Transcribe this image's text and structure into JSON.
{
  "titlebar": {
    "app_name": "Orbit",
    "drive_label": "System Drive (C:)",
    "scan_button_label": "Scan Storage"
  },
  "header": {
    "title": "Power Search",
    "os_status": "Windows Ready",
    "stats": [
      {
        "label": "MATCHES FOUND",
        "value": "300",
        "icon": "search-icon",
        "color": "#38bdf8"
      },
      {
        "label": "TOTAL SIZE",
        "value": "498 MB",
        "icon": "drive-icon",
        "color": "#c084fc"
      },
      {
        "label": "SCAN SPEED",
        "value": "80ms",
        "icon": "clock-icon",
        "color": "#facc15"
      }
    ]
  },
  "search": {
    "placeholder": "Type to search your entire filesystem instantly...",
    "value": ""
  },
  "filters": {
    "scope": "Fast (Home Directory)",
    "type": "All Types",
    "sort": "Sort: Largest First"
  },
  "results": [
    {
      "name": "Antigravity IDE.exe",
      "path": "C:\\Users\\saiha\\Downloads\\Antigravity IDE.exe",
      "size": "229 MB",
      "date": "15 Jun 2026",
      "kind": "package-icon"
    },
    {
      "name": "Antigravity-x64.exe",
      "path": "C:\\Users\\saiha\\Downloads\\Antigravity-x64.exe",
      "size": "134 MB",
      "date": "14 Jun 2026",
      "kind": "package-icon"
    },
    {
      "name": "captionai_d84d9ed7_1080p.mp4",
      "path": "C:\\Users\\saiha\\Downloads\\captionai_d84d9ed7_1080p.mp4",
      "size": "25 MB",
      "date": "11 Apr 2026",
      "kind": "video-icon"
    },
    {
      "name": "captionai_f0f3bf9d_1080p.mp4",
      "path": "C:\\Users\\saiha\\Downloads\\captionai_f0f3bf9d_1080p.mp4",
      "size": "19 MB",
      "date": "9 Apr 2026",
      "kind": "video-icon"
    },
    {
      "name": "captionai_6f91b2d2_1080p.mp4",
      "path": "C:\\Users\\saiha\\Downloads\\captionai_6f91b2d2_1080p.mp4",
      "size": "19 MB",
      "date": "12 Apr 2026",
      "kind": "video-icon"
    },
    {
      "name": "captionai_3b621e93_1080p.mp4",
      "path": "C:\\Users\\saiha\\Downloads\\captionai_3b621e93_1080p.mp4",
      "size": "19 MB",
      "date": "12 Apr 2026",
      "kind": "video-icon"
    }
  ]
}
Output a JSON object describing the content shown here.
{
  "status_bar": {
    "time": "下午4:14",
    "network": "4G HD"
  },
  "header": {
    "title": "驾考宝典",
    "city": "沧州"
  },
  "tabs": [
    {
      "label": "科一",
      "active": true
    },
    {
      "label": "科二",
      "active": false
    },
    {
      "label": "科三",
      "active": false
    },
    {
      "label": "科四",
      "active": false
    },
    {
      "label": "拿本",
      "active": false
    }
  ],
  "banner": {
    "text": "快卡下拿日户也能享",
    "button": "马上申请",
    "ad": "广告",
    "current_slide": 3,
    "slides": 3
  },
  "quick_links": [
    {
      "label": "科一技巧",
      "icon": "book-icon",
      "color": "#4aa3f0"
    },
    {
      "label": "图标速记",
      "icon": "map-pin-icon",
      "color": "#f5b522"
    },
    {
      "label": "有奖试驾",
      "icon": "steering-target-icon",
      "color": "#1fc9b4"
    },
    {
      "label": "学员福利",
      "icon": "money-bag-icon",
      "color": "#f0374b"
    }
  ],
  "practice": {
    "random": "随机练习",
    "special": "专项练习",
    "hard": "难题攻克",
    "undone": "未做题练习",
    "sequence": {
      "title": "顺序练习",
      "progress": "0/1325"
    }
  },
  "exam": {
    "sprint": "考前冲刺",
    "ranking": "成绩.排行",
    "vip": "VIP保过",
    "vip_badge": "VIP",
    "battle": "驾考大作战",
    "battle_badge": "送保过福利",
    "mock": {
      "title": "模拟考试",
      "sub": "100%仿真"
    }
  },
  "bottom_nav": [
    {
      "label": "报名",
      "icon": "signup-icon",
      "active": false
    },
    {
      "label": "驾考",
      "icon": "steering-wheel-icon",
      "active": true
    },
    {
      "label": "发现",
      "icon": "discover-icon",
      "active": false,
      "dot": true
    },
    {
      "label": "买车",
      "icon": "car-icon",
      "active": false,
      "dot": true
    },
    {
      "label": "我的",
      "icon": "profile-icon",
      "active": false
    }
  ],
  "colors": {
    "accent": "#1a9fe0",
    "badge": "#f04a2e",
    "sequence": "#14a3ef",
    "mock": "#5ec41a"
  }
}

▶ Work required
Tally how many lines of the material contain the word "saiha". The answer must be the number and nothing else.

▶ Solution
6